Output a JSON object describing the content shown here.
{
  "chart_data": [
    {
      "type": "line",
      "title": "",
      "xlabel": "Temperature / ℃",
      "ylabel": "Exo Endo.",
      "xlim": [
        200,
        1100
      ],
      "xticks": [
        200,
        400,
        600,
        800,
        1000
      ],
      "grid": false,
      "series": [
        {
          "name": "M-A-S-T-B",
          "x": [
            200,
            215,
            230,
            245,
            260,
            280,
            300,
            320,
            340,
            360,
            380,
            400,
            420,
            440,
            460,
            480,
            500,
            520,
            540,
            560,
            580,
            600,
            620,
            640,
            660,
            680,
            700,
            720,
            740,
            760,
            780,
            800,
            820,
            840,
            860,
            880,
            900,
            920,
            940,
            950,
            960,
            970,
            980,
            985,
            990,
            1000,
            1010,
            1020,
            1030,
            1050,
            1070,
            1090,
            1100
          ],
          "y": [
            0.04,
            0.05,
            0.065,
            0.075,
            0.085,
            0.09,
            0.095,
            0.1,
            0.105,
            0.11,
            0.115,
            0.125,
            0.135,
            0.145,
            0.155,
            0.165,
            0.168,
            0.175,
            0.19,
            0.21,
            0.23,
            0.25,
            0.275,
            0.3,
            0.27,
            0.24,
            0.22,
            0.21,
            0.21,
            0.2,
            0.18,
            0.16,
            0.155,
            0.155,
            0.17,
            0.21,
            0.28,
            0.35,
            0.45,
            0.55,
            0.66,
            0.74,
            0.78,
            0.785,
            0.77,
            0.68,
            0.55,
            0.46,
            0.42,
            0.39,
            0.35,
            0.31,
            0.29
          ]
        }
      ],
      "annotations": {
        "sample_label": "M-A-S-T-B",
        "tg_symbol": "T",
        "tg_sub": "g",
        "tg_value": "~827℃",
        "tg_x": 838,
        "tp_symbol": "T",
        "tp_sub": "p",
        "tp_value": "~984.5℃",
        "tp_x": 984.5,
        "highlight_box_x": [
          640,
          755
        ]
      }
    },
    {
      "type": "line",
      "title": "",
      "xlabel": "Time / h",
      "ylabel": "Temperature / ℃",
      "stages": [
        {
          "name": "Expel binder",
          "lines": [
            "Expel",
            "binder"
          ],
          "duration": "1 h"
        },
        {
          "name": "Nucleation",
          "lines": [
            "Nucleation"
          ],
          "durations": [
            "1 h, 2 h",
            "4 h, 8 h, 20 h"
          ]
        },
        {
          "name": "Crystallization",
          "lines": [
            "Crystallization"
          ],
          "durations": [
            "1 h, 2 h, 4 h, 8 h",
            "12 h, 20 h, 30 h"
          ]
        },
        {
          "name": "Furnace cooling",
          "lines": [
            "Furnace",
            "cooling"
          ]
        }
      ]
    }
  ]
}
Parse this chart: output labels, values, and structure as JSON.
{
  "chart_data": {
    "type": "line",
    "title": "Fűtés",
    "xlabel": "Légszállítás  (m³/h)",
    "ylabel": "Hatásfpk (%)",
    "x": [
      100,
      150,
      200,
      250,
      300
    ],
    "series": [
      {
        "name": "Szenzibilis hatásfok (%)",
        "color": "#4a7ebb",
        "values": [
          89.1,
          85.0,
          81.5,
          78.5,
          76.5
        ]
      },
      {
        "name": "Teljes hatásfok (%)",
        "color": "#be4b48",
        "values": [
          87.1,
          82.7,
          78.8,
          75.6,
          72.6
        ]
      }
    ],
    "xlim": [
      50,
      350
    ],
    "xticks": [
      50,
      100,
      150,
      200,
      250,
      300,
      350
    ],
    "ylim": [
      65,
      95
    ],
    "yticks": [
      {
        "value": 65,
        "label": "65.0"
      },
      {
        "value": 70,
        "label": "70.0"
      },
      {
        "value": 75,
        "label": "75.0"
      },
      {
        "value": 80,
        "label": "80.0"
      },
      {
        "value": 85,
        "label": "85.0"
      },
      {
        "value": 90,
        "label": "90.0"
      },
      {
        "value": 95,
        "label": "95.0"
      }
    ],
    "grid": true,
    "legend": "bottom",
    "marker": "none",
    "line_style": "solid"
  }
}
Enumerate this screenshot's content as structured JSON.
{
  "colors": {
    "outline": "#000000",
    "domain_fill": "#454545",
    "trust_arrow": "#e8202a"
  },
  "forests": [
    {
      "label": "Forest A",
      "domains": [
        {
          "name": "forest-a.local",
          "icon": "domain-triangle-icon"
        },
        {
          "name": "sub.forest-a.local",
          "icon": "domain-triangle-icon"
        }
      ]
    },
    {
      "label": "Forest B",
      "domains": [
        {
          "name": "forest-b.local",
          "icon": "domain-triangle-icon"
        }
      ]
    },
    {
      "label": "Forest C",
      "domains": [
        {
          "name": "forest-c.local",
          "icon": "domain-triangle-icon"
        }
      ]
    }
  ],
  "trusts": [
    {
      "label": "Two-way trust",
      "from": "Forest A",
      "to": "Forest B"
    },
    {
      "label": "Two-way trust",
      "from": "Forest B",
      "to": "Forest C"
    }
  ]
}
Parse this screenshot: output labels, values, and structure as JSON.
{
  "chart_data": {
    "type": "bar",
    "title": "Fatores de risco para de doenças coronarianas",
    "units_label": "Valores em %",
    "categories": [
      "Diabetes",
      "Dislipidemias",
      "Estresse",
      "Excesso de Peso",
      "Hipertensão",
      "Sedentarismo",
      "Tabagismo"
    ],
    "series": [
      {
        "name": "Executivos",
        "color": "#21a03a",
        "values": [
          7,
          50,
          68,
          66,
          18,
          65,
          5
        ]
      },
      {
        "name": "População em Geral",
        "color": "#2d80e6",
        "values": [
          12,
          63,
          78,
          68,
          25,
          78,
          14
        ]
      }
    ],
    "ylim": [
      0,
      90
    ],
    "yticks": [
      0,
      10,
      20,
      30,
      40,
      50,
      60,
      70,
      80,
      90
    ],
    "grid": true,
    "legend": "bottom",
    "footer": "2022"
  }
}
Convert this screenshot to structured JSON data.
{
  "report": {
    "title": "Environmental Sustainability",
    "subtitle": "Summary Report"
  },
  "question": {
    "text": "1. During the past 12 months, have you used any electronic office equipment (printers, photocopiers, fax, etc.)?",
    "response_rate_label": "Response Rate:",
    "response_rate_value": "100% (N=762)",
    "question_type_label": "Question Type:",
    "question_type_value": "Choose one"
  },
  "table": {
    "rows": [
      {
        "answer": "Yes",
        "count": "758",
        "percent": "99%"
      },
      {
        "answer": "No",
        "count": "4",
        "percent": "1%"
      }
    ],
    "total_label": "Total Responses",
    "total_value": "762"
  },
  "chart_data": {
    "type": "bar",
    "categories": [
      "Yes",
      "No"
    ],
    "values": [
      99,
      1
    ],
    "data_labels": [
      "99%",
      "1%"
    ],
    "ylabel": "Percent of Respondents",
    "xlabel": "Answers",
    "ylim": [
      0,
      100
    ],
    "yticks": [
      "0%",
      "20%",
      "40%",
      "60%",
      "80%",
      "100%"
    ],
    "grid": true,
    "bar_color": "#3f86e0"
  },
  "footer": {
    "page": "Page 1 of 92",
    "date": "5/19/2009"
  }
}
===============
_DESCRIPTION OF THE TASK_
Transcribe every record above exactly as it appears.

_ANSWER TO THE EXERCISE_
Output a JSON object describing the content shown here.
{
  "chart_data": [
    {
      "type": "line",
      "title": "",
      "xlabel": "Temperature / ℃",
      "ylabel": "Exo Endo.",
      "xlim": [
        200,
        1100
      ],
      "xticks": [
        200,
        400,
        600,
        800,
        1000
      ],
      "grid": false,
      "series": [
        {
          "name": "M-A-S-T-B",
          "x": [
            200,
            215,
            230,
            245,
            260,
            280,
            300,
            320,
            340,
            360,
            380,
            400,
            420,
            440,
            460,
            480,
            500,
            520,
            540,
            560,
            580,
            600,
            620,
            640,
            660,
            680,
            700,
            720,
            740,
            760,
            780,
            800,
            820,
            840,
            860,
            880,
            900,
            920,
            940,
            950,
            960,
            970,
            980,
            985,
            990,
            1000,
            1010,
            1020,
            1030,
            1050,
            1070,
            1090,
            1100
          ],
          "y": [
            0.04,
            0.05,
            0.065,
            0.075,
            0.085,
            0.09,
            0.095,
            0.1,
            0.105,
            0.11,
            0.115,
            0.125,
            0.135,
            0.145,
            0.155,
            0.165,
            0.168,
            0.175,
            0.19,
            0.21,
            0.23,
            0.25,
            0.275,
            0.3,
            0.27,
            0.24,
            0.22,
            0.21,
            0.21,
            0.2,
            0.18,
            0.16,
            0.155,
            0.155,
            0.17,
            0.21,
            0.28,
            0.35,
            0.45,
            0.55,
            0.66,
            0.74,
            0.78,
            0.785,
            0.77,
            0.68,
            0.55,
            0.46,
            0.42,
            0.39,
            0.35,
            0.31,
            0.29
          ]
        }
      ],
      "annotations": {
        "sample_label": "M-A-S-T-B",
        "tg_symbol": "T",
        "tg_sub": "g",
        "tg_value": "~827℃",
        "tg_x": 838,
        "tp_symbol": "T",
        "tp_sub": "p",
        "tp_value": "~984.5℃",
        "tp_x": 984.5,
        "highlight_box_x": [
          640,
          755
        ]
      }
    },
    {
      "type": "line",
      "title": "",
      "xlabel": "Time / h",
      "ylabel": "Temperature / ℃",
      "stages": [
        {
          "name": "Expel binder",
          "lines": [
            "Expel",
            "binder"
          ],
          "duration": "1 h"
        },
        {
          "name": "Nucleation",
          "lines": [
            "Nucleation"
          ],
          "durations": [
            "1 h, 2 h",
            "4 h, 8 h, 20 h"
          ]
        },
        {
          "name": "Crystallization",
          "lines": [
            "Crystallization"
          ],
          "durations": [
            "1 h, 2 h, 4 h, 8 h",
            "12 h, 20 h, 30 h"
          ]
        },
        {
          "name": "Furnace cooling",
          "lines": [
            "Furnace",
            "cooling"
          ]
        }
      ]
    }
  ]
}
Parse this chart: output labels, values, and structure as JSON.
{
  "chart_data": {
    "type": "line",
    "title": "Fűtés",
    "xlabel": "Légszállítás  (m³/h)",
    "ylabel": "Hatásfpk (%)",
    "x": [
      100,
      150,
      200,
      250,
      300
    ],
    "series": [
      {
        "name": "Szenzibilis hatásfok (%)",
        "color": "#4a7ebb",
        "values": [
          89.1,
          85.0,
          81.5,
          78.5,
          76.5
        ]
      },
      {
        "name": "Teljes hatásfok (%)",
        "color": "#be4b48",
        "values": [
          87.1,
          82.7,
          78.8,
          75.6,
          72.6
        ]
      }
    ],
    "xlim": [
      50,
      350
    ],
    "xticks": [
      50,
      100,
      150,
      200,
      250,
      300,
      350
    ],
    "ylim": [
      65,
      95
    ],
    "yticks": [
      {
        "value": 65,
        "label": "65.0"
      },
      {
        "value": 70,
        "label": "70.0"
      },
      {
        "value": 75,
        "label": "75.0"
      },
      {
        "value": 80,
        "label": "80.0"
      },
      {
        "value": 85,
        "label": "85.0"
      },
      {
        "value": 90,
        "label": "90.0"
      },
      {
        "value": 95,
        "label": "95.0"
      }
    ],
    "grid": true,
    "legend": "bottom",
    "marker": "none",
    "line_style": "solid"
  }
}
Enumerate this screenshot's content as structured JSON.
{
  "colors": {
    "outline": "#000000",
    "domain_fill": "#454545",
    "trust_arrow": "#e8202a"
  },
  "forests": [
    {
      "label": "Forest A",
      "domains": [
        {
          "name": "forest-a.local",
          "icon": "domain-triangle-icon"
        },
        {
          "name": "sub.forest-a.local",
          "icon": "domain-triangle-icon"
        }
      ]
    },
    {
      "label": "Forest B",
      "domains": [
        {
          "name": "forest-b.local",
          "icon": "domain-triangle-icon"
        }
      ]
    },
    {
      "label": "Forest C",
      "domains": [
        {
          "name": "forest-c.local",
          "icon": "domain-triangle-icon"
        }
      ]
    }
  ],
  "trusts": [
    {
      "label": "Two-way trust",
      "from": "Forest A",
      "to": "Forest B"
    },
    {
      "label": "Two-way trust",
      "from": "Forest B",
      "to": "Forest C"
    }
  ]
}
Parse this screenshot: output labels, values, and structure as JSON.
{
  "chart_data": {
    "type": "bar",
    "title": "Fatores de risco para de doenças coronarianas",
    "units_label": "Valores em %",
    "categories": [
      "Diabetes",
      "Dislipidemias",
      "Estresse",
      "Excesso de Peso",
      "Hipertensão",
      "Sedentarismo",
      "Tabagismo"
    ],
    "series": [
      {
        "name": "Executivos",
        "color": "#21a03a",
        "values": [
          7,
          50,
          68,
          66,
          18,
          65,
          5
        ]
      },
      {
        "name": "População em Geral",
        "color": "#2d80e6",
        "values": [
          12,
          63,
          78,
          68,
          25,
          78,
          14
        ]
      }
    ],
    "ylim": [
      0,
      90
    ],
    "yticks": [
      0,
      10,
      20,
      30,
      40,
      50,
      60,
      70,
      80,
      90
    ],
    "grid": true,
    "legend": "bottom",
    "footer": "2022"
  }
}
Convert this screenshot to structured JSON data.
{
  "report": {
    "title": "Environmental Sustainability",
    "subtitle": "Summary Report"
  },
  "question": {
    "text": "1. During the past 12 months, have you used any electronic office equipment (printers, photocopiers, fax, etc.)?",
    "response_rate_label": "Response Rate:",
    "response_rate_value": "100% (N=762)",
    "question_type_label": "Question Type:",
    "question_type_value": "Choose one"
  },
  "table": {
    "rows": [
      {
        "answer": "Yes",
        "count": "758",
        "percent": "99%"
      },
      {
        "answer": "No",
        "count": "4",
        "percent": "1%"
      }
    ],
    "total_label": "Total Responses",
    "total_value": "762"
  },
  "chart_data": {
    "type": "bar",
    "categories": [
      "Yes",
      "No"
    ],
    "values": [
      99,
      1
    ],
    "data_labels": [
      "99%",
      "1%"
    ],
    "ylabel": "Percent of Respondents",
    "xlabel": "Answers",
    "ylim": [
      0,
      100
    ],
    "yticks": [
      "0%",
      "20%",
      "40%",
      "60%",
      "80%",
      "100%"
    ],
    "grid": true,
    "bar_color": "#3f86e0"
  },
  "footer": {
    "page": "Page 1 of 92",
    "date": "5/19/2009"
  }
}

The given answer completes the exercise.